• What you are asked to do: What number of lines hold the word "acid"? State that number and nothing besides.

• Input rows:
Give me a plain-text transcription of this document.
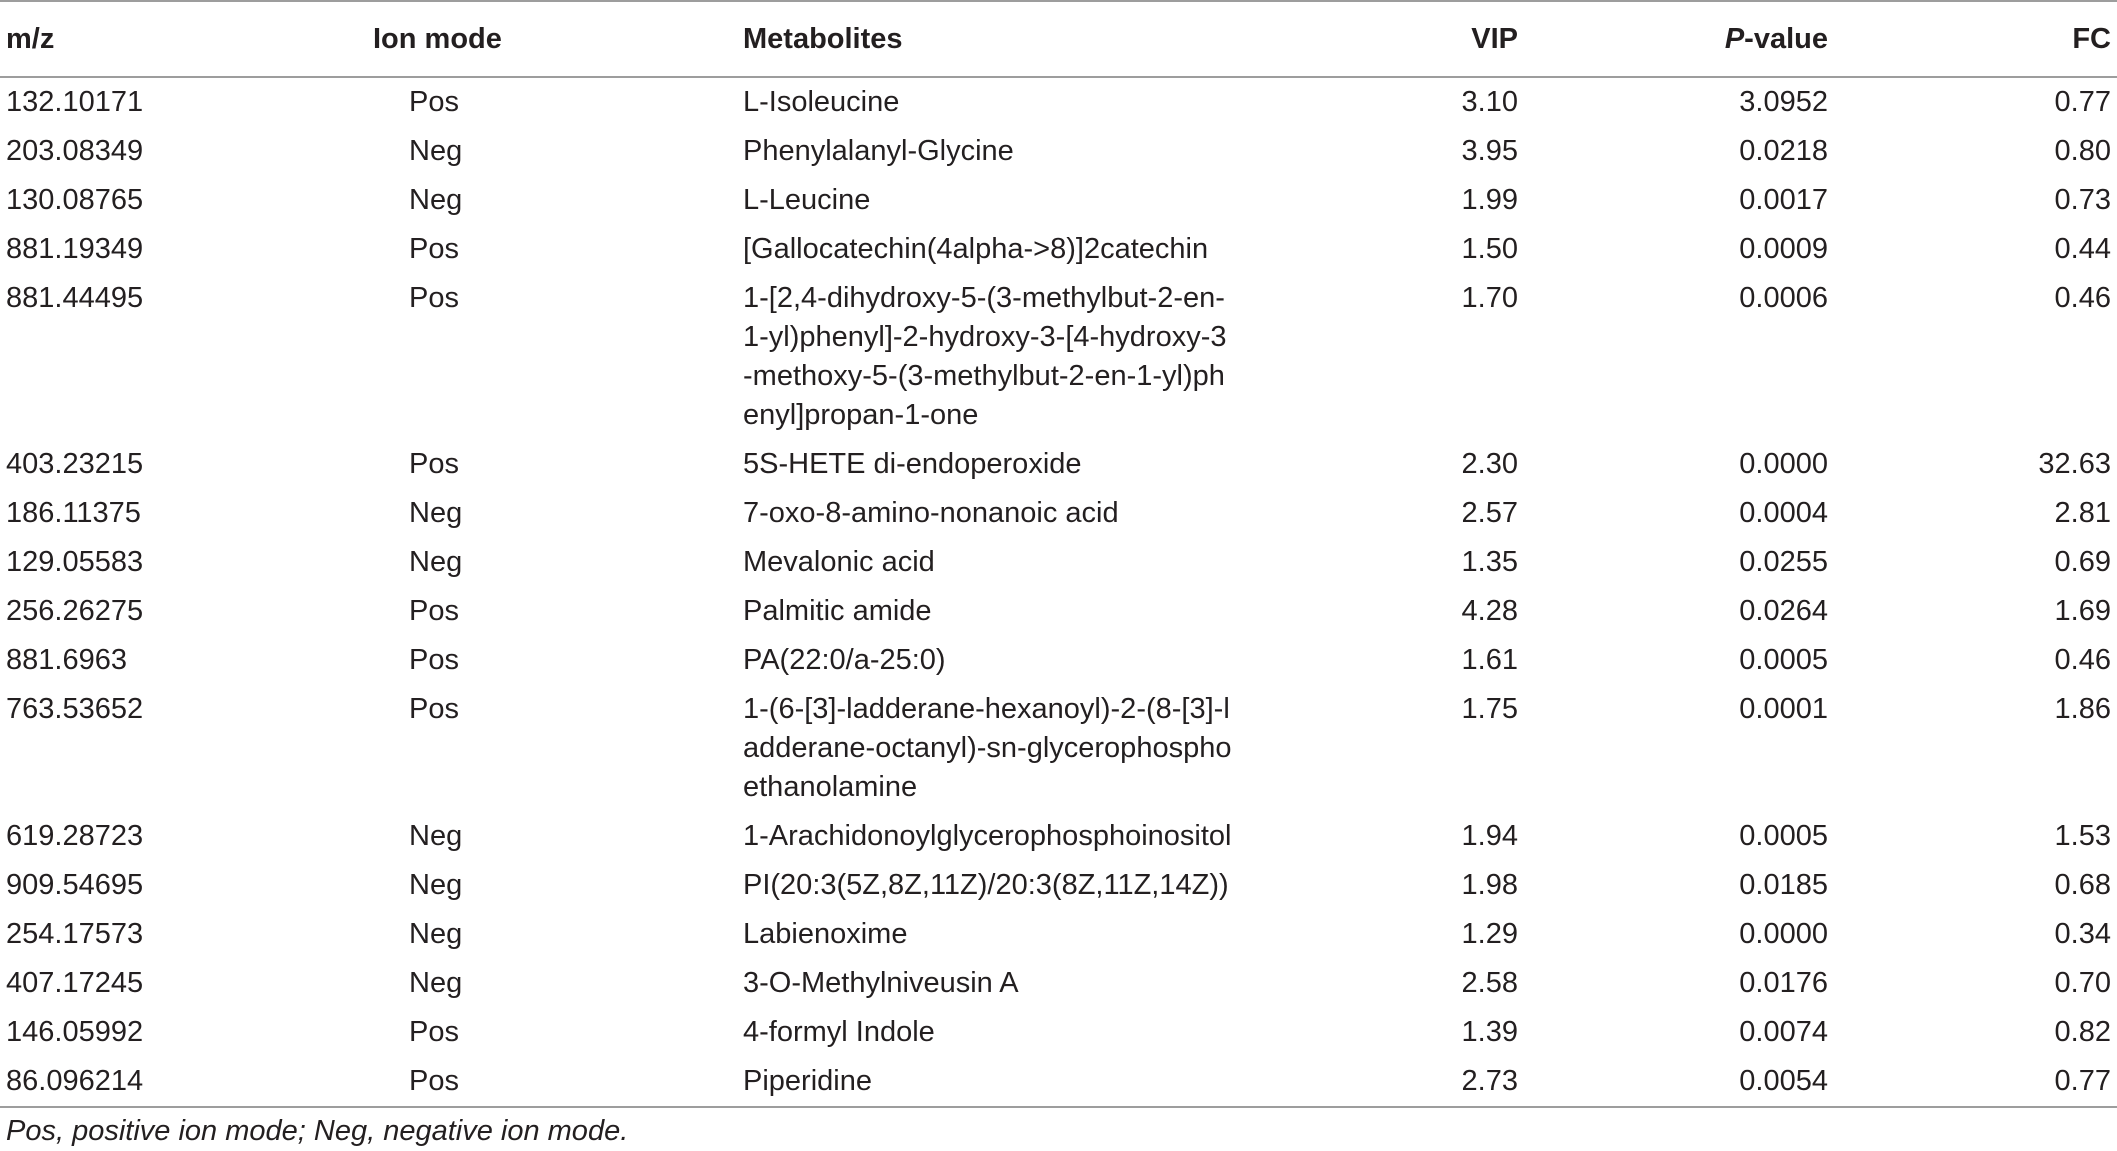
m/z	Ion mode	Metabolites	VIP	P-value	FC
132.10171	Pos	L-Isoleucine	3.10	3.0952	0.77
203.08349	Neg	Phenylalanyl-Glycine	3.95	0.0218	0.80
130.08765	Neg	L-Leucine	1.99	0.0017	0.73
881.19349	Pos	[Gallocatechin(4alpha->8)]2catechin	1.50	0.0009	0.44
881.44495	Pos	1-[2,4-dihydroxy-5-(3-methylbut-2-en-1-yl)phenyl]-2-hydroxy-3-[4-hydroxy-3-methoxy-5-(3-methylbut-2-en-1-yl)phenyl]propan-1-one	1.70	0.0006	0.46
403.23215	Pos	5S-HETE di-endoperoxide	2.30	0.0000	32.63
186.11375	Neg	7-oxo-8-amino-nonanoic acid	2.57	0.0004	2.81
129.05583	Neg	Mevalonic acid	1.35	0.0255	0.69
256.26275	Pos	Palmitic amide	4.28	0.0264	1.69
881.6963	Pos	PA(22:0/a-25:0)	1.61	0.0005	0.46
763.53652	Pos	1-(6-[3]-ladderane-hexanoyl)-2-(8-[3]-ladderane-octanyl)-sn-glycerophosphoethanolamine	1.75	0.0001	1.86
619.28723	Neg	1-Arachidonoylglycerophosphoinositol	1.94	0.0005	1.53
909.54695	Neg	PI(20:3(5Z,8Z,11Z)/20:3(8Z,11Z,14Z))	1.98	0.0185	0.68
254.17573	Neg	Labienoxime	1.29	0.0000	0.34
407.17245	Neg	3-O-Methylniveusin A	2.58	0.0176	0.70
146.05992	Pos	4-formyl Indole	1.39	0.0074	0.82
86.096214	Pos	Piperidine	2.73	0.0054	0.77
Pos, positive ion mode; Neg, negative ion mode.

• Task response: 2